> EXERCISE DESCRIPTION
Duplicate every line of the entries below verbatim, leaving out the pictures.

Extracted records:
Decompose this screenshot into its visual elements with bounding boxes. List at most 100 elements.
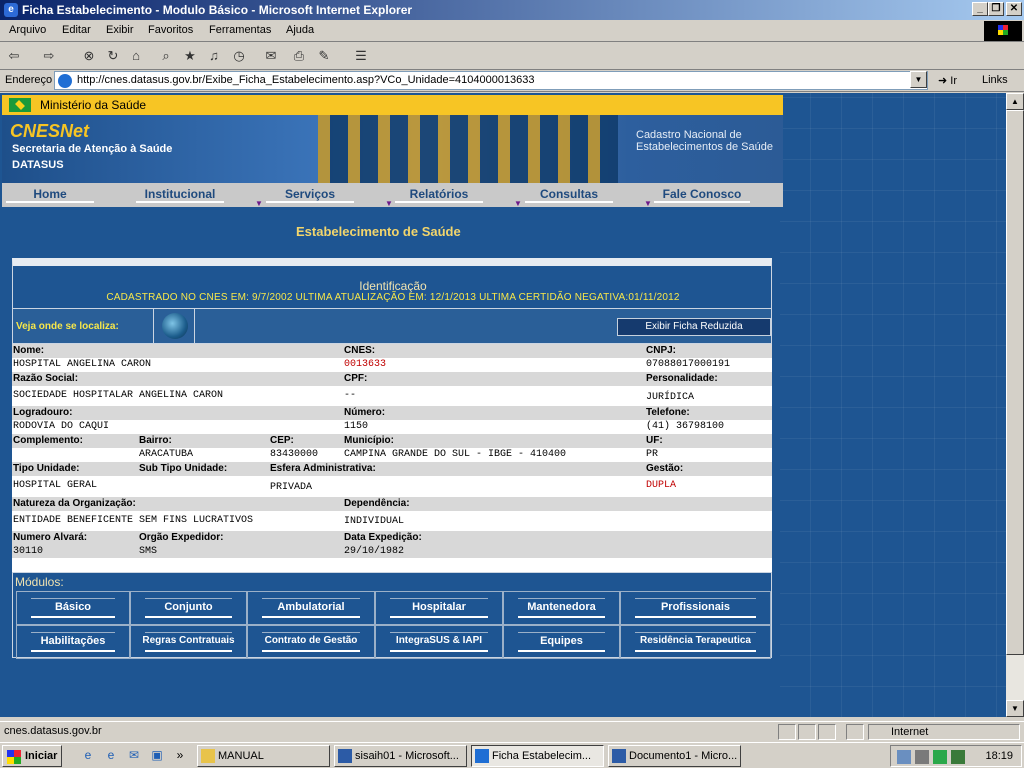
task-sisaih01[interactable]: sisaih01 - Microsoft... <box>334 745 467 767</box>
menu-favoritos[interactable]: Favoritos <box>148 24 193 36</box>
module-label: Básico <box>54 601 92 613</box>
alvara-label: Numero Alvará: <box>13 532 88 543</box>
address-dropdown-icon[interactable]: ▼ <box>910 71 927 88</box>
nav-home[interactable]: Home <box>6 187 94 203</box>
discuss-icon[interactable]: ☰ <box>352 48 370 65</box>
page-content: Ministério da Saúde CNESNet Secretaria d… <box>0 93 1006 717</box>
task-documento1[interactable]: Documento1 - Micro... <box>608 745 741 767</box>
word-icon <box>612 749 626 763</box>
history-icon[interactable]: ◷ <box>230 48 248 65</box>
links-button[interactable]: Links <box>982 74 1008 86</box>
task-label: Documento1 - Micro... <box>629 750 738 762</box>
scroll-down-icon[interactable]: ▼ <box>1006 700 1024 717</box>
go-button[interactable]: ➜ Ir <box>938 74 957 87</box>
zone-label: Internet <box>891 726 929 738</box>
scroll-up-icon[interactable]: ▲ <box>1006 93 1024 110</box>
module-habilitacoes-button[interactable]: Habilitações <box>16 625 130 659</box>
data-expedicao-label: Data Expedição: <box>344 532 422 543</box>
clock: 18:19 <box>985 750 1013 762</box>
numero-value: 1150 <box>344 421 369 432</box>
nome-label: Nome: <box>13 345 45 356</box>
print-icon[interactable]: ⎙ <box>290 48 308 65</box>
cep-value: 83430000 <box>270 449 319 460</box>
establishment-form: Nome: CNES: CNPJ: HOSPITAL ANGELINA CARO… <box>12 344 772 572</box>
windows-logo-icon <box>984 21 1022 41</box>
edit-icon[interactable]: ✎ <box>315 48 333 65</box>
secretaria-label: Secretaria de Atenção à Saúde <box>12 143 173 155</box>
start-label: Iniciar <box>25 750 58 762</box>
tray-icon[interactable] <box>897 750 911 764</box>
media-icon[interactable]: ♫ <box>205 48 223 65</box>
tray-icon[interactable] <box>933 750 947 764</box>
dependencia-label: Dependência: <box>344 498 410 509</box>
scroll-thumb[interactable] <box>1006 110 1024 655</box>
nav-consultas[interactable]: Consultas <box>525 187 613 203</box>
module-profissionais-button[interactable]: Profissionais <box>620 591 771 625</box>
razao-label: Razão Social: <box>13 373 79 384</box>
personalidade-label: Personalidade: <box>646 373 718 384</box>
module-ambulatorial-button[interactable]: Ambulatorial <box>247 591 375 625</box>
logradouro-label: Logradouro: <box>13 407 73 418</box>
ficha-panel: Identificação CADASTRADO NO CNES EM: 9/7… <box>12 258 772 659</box>
forward-icon[interactable]: ⇨ <box>40 48 58 65</box>
menu-arquivo[interactable]: Arquivo <box>9 24 46 36</box>
module-integrasus-button[interactable]: IntegraSUS & IAPI <box>375 625 503 659</box>
status-segment <box>818 724 836 740</box>
tray-icon[interactable] <box>915 750 929 764</box>
reduced-form-button[interactable]: Exibir Ficha Reduzida <box>617 318 771 336</box>
menu-ajuda[interactable]: Ajuda <box>286 24 314 36</box>
module-label: Regras Contratuais <box>142 635 235 646</box>
nav-relatorios[interactable]: Relatórios <box>395 187 483 203</box>
start-button[interactable]: Iniciar <box>2 745 62 767</box>
favorites-icon[interactable]: ★ <box>181 48 199 65</box>
mail-icon[interactable]: ✉ <box>262 48 280 65</box>
module-basico-button[interactable]: Básico <box>16 591 130 625</box>
menu-bar: Arquivo Editar Exibir Favoritos Ferramen… <box>0 20 1024 42</box>
address-label: Endereço <box>5 74 53 86</box>
module-regras-button[interactable]: Regras Contratuais <box>130 625 247 659</box>
address-input[interactable]: http://cnes.datasus.gov.br/Exibe_Ficha_E… <box>54 71 928 90</box>
module-label: Mantenedora <box>527 601 596 613</box>
minimize-button[interactable]: _ <box>972 2 988 16</box>
nav-servicos[interactable]: Serviços <box>266 187 354 203</box>
title-bar: e Ficha Estabelecimento - Modulo Básico … <box>0 0 1024 20</box>
window-title: Ficha Estabelecimento - Modulo Básico - … <box>22 3 413 17</box>
stop-icon[interactable]: ⊗ <box>80 48 98 65</box>
refresh-icon[interactable]: ↻ <box>104 48 122 65</box>
module-mantenedora-button[interactable]: Mantenedora <box>503 591 620 625</box>
module-contrato-button[interactable]: Contrato de Gestão <box>247 625 375 659</box>
restore-button[interactable]: ❐ <box>988 2 1004 16</box>
status-bar: cnes.datasus.gov.br Internet <box>0 721 1024 741</box>
nav-fale-conosco[interactable]: Fale Conosco <box>654 187 750 203</box>
desktop-quicklaunch-icon[interactable]: ▣ <box>149 748 165 764</box>
personalidade-value: JURÍDICA <box>646 392 695 403</box>
task-ficha[interactable]: Ficha Estabelecim... <box>471 745 604 767</box>
menu-ferramentas[interactable]: Ferramentas <box>209 24 271 36</box>
data-expedicao-value: 29/10/1982 <box>344 546 405 557</box>
ie-quicklaunch-icon[interactable]: e <box>103 748 119 764</box>
natureza-value: ENTIDADE BENEFICENTE SEM FINS LUCRATIVOS <box>13 515 254 526</box>
menu-exibir[interactable]: Exibir <box>106 24 134 36</box>
dropdown-icon: ▼ <box>514 199 522 208</box>
back-icon[interactable]: ⇦ <box>5 48 23 65</box>
module-conjunto-button[interactable]: Conjunto <box>130 591 247 625</box>
close-button[interactable]: ✕ <box>1006 2 1022 16</box>
globe-map-icon[interactable] <box>153 309 195 343</box>
orgao-label: Orgão Expedidor: <box>139 532 224 543</box>
menu-editar[interactable]: Editar <box>62 24 91 36</box>
task-manual[interactable]: MANUAL <box>197 745 330 767</box>
module-hospitalar-button[interactable]: Hospitalar <box>375 591 503 625</box>
outlook-quicklaunch-icon[interactable]: ✉ <box>126 748 142 764</box>
search-icon[interactable]: ⌕ <box>157 48 175 65</box>
ministry-bar: Ministério da Saúde <box>2 95 783 115</box>
system-tray: 18:19 <box>890 745 1022 767</box>
ie-quicklaunch-icon[interactable]: e <box>80 748 96 764</box>
module-residencia-button[interactable]: Residência Terapeutica <box>620 625 771 659</box>
tray-icon[interactable] <box>951 750 965 764</box>
home-icon[interactable]: ⌂ <box>127 48 145 65</box>
more-quicklaunch-icon[interactable]: » <box>172 748 188 764</box>
module-equipes-button[interactable]: Equipes <box>503 625 620 659</box>
nav-institucional[interactable]: Institucional <box>136 187 224 203</box>
vertical-scrollbar[interactable]: ▲ ▼ <box>1006 93 1024 717</box>
cpf-value: -- <box>344 390 357 401</box>
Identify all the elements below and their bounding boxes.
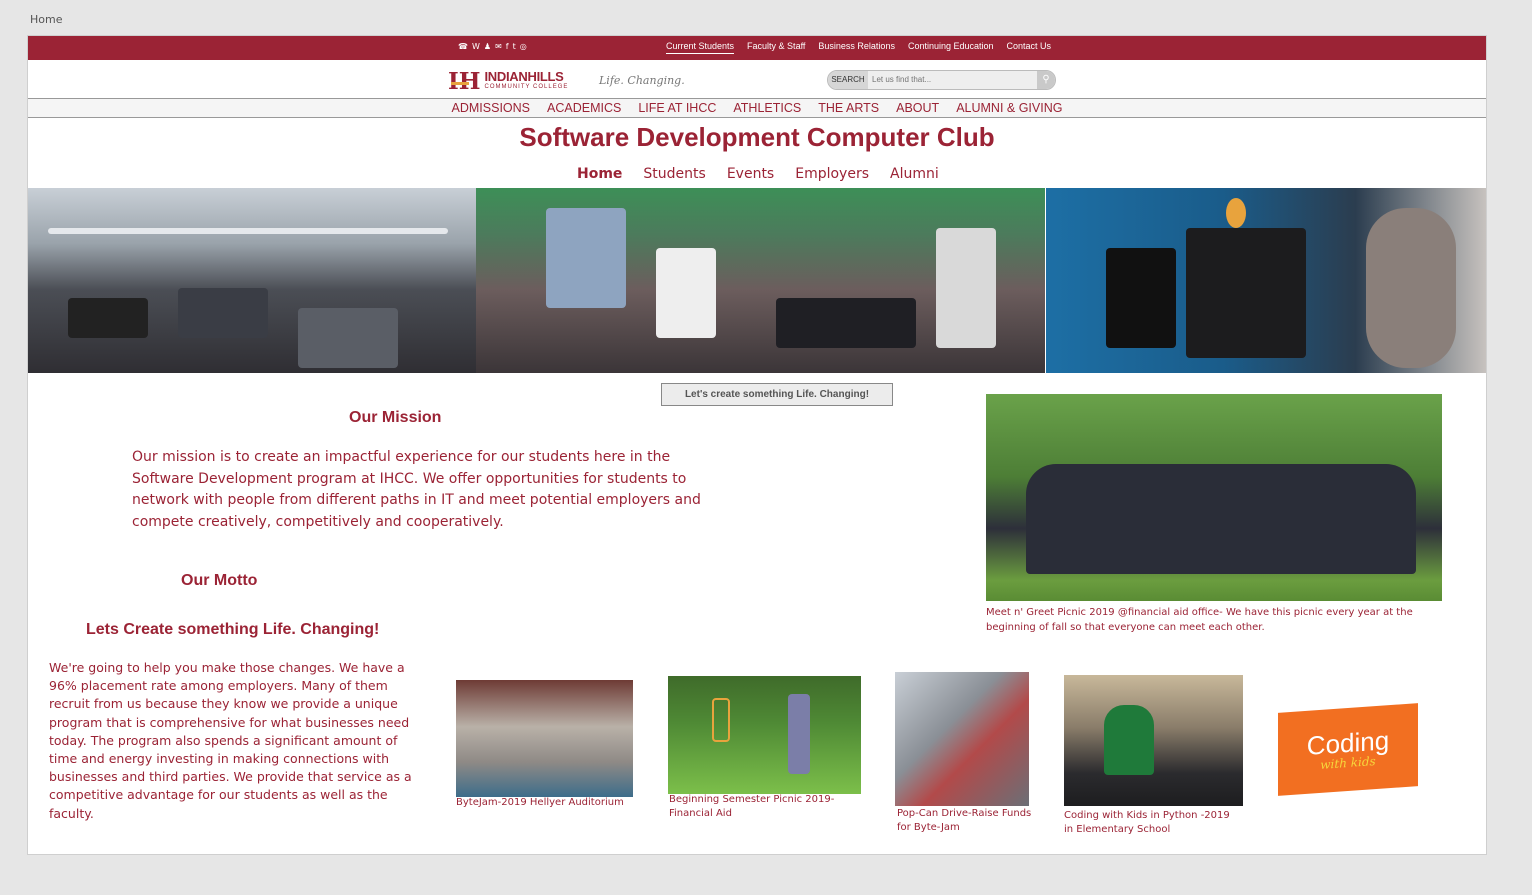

> RESPONSE TO THIS EXERCISE
Decompose this screenshot into its visual elements with bounding boxes. List at most 100 elements.
task-sisaih01[interactable]: sisaih01 - Microsoft... <box>334 745 467 767</box>
menu-favoritos[interactable]: Favoritos <box>148 24 193 36</box>
module-label: Básico <box>54 601 92 613</box>
alvara-label: Numero Alvará: <box>13 532 88 543</box>
address-dropdown-icon[interactable]: ▼ <box>910 71 927 88</box>
nav-home[interactable]: Home <box>6 187 94 203</box>
discuss-icon[interactable]: ☰ <box>352 48 370 65</box>
page-content: Ministério da Saúde CNESNet Secretaria d… <box>0 93 1006 717</box>
task-documento1[interactable]: Documento1 - Micro... <box>608 745 741 767</box>
word-icon <box>612 749 626 763</box>
history-icon[interactable]: ◷ <box>230 48 248 65</box>
links-button[interactable]: Links <box>982 74 1008 86</box>
task-label: Documento1 - Micro... <box>629 750 738 762</box>
scroll-down-icon[interactable]: ▼ <box>1006 700 1024 717</box>
go-button[interactable]: ➜ Ir <box>938 74 957 87</box>
zone-label: Internet <box>891 726 929 738</box>
scroll-up-icon[interactable]: ▲ <box>1006 93 1024 110</box>
module-habilitacoes-button[interactable]: Habilitações <box>16 625 130 659</box>
data-expedicao-label: Data Expedição: <box>344 532 422 543</box>
clock: 18:19 <box>985 750 1013 762</box>
numero-value: 1150 <box>344 421 369 432</box>
nome-label: Nome: <box>13 345 45 356</box>
print-icon[interactable]: ⎙ <box>290 48 308 65</box>
cep-value: 83430000 <box>270 449 319 460</box>
establishment-form: Nome: CNES: CNPJ: HOSPITAL ANGELINA CARO… <box>12 344 772 572</box>
windows-logo-icon <box>984 21 1022 41</box>
edit-icon[interactable]: ✎ <box>315 48 333 65</box>
secretaria-label: Secretaria de Atenção à Saúde <box>12 143 173 155</box>
start-label: Iniciar <box>25 750 58 762</box>
tray-icon[interactable] <box>897 750 911 764</box>
media-icon[interactable]: ♫ <box>205 48 223 65</box>
tray-icon[interactable] <box>933 750 947 764</box>
dependencia-label: Dependência: <box>344 498 410 509</box>
scroll-thumb[interactable] <box>1006 110 1024 655</box>
nav-consultas[interactable]: Consultas <box>525 187 613 203</box>
module-profissionais-button[interactable]: Profissionais <box>620 591 771 625</box>
razao-label: Razão Social: <box>13 373 79 384</box>
personalidade-label: Personalidade: <box>646 373 718 384</box>
module-ambulatorial-button[interactable]: Ambulatorial <box>247 591 375 625</box>
logradouro-label: Logradouro: <box>13 407 73 418</box>
ficha-panel: Identificação CADASTRADO NO CNES EM: 9/7… <box>12 258 772 659</box>
forward-icon[interactable]: ⇨ <box>40 48 58 65</box>
menu-arquivo[interactable]: Arquivo <box>9 24 46 36</box>
module-integrasus-button[interactable]: IntegraSUS & IAPI <box>375 625 503 659</box>
status-segment <box>818 724 836 740</box>
tray-icon[interactable] <box>915 750 929 764</box>
reduced-form-button[interactable]: Exibir Ficha Reduzida <box>617 318 771 336</box>
menu-ajuda[interactable]: Ajuda <box>286 24 314 36</box>
module-label: Regras Contratuais <box>142 635 235 646</box>
nav-relatorios[interactable]: Relatórios <box>395 187 483 203</box>
start-button[interactable]: Iniciar <box>2 745 62 767</box>
favorites-icon[interactable]: ★ <box>181 48 199 65</box>
mail-icon[interactable]: ✉ <box>262 48 280 65</box>
module-basico-button[interactable]: Básico <box>16 591 130 625</box>
menu-bar: Arquivo Editar Exibir Favoritos Ferramen… <box>0 20 1024 42</box>
address-label: Endereço <box>5 74 53 86</box>
module-regras-button[interactable]: Regras Contratuais <box>130 625 247 659</box>
address-input[interactable]: http://cnes.datasus.gov.br/Exibe_Ficha_E… <box>54 71 928 90</box>
module-label: Mantenedora <box>527 601 596 613</box>
minimize-button[interactable]: _ <box>972 2 988 16</box>
nav-servicos[interactable]: Serviços <box>266 187 354 203</box>
title-bar: e Ficha Estabelecimento - Modulo Básico … <box>0 0 1024 20</box>
window-title: Ficha Estabelecimento - Modulo Básico - … <box>22 3 413 17</box>
stop-icon[interactable]: ⊗ <box>80 48 98 65</box>
refresh-icon[interactable]: ↻ <box>104 48 122 65</box>
module-mantenedora-button[interactable]: Mantenedora <box>503 591 620 625</box>
module-contrato-button[interactable]: Contrato de Gestão <box>247 625 375 659</box>
restore-button[interactable]: ❐ <box>988 2 1004 16</box>
status-bar: cnes.datasus.gov.br Internet <box>0 721 1024 741</box>
nav-fale-conosco[interactable]: Fale Conosco <box>654 187 750 203</box>
desktop-quicklaunch-icon[interactable]: ▣ <box>149 748 165 764</box>
personalidade-value: JURÍDICA <box>646 392 695 403</box>
task-ficha[interactable]: Ficha Estabelecim... <box>471 745 604 767</box>
menu-ferramentas[interactable]: Ferramentas <box>209 24 271 36</box>
data-expedicao-value: 29/10/1982 <box>344 546 405 557</box>
ie-quicklaunch-icon[interactable]: e <box>103 748 119 764</box>
natureza-value: ENTIDADE BENEFICENTE SEM FINS LUCRATIVOS <box>13 515 254 526</box>
menu-exibir[interactable]: Exibir <box>106 24 134 36</box>
dropdown-icon: ▼ <box>514 199 522 208</box>
back-icon[interactable]: ⇦ <box>5 48 23 65</box>
module-conjunto-button[interactable]: Conjunto <box>130 591 247 625</box>
close-button[interactable]: ✕ <box>1006 2 1022 16</box>
globe-map-icon[interactable] <box>153 309 195 343</box>
orgao-label: Orgão Expedidor: <box>139 532 224 543</box>
menu-editar[interactable]: Editar <box>62 24 91 36</box>
task-manual[interactable]: MANUAL <box>197 745 330 767</box>
module-hospitalar-button[interactable]: Hospitalar <box>375 591 503 625</box>
outlook-quicklaunch-icon[interactable]: ✉ <box>126 748 142 764</box>
search-icon[interactable]: ⌕ <box>157 48 175 65</box>
ministry-bar: Ministério da Saúde <box>2 95 783 115</box>
system-tray: 18:19 <box>890 745 1022 767</box>
ie-quicklaunch-icon[interactable]: e <box>80 748 96 764</box>
module-residencia-button[interactable]: Residência Terapeutica <box>620 625 771 659</box>
tray-icon[interactable] <box>951 750 965 764</box>
home-icon[interactable]: ⌂ <box>127 48 145 65</box>
more-quicklaunch-icon[interactable]: » <box>172 748 188 764</box>
module-equipes-button[interactable]: Equipes <box>503 625 620 659</box>
nav-institucional[interactable]: Institucional <box>136 187 224 203</box>
vertical-scrollbar[interactable]: ▲ ▼ <box>1006 93 1024 717</box>
cpf-value: -- <box>344 390 357 401</box>
Identify all the elements below and their bounding boxes.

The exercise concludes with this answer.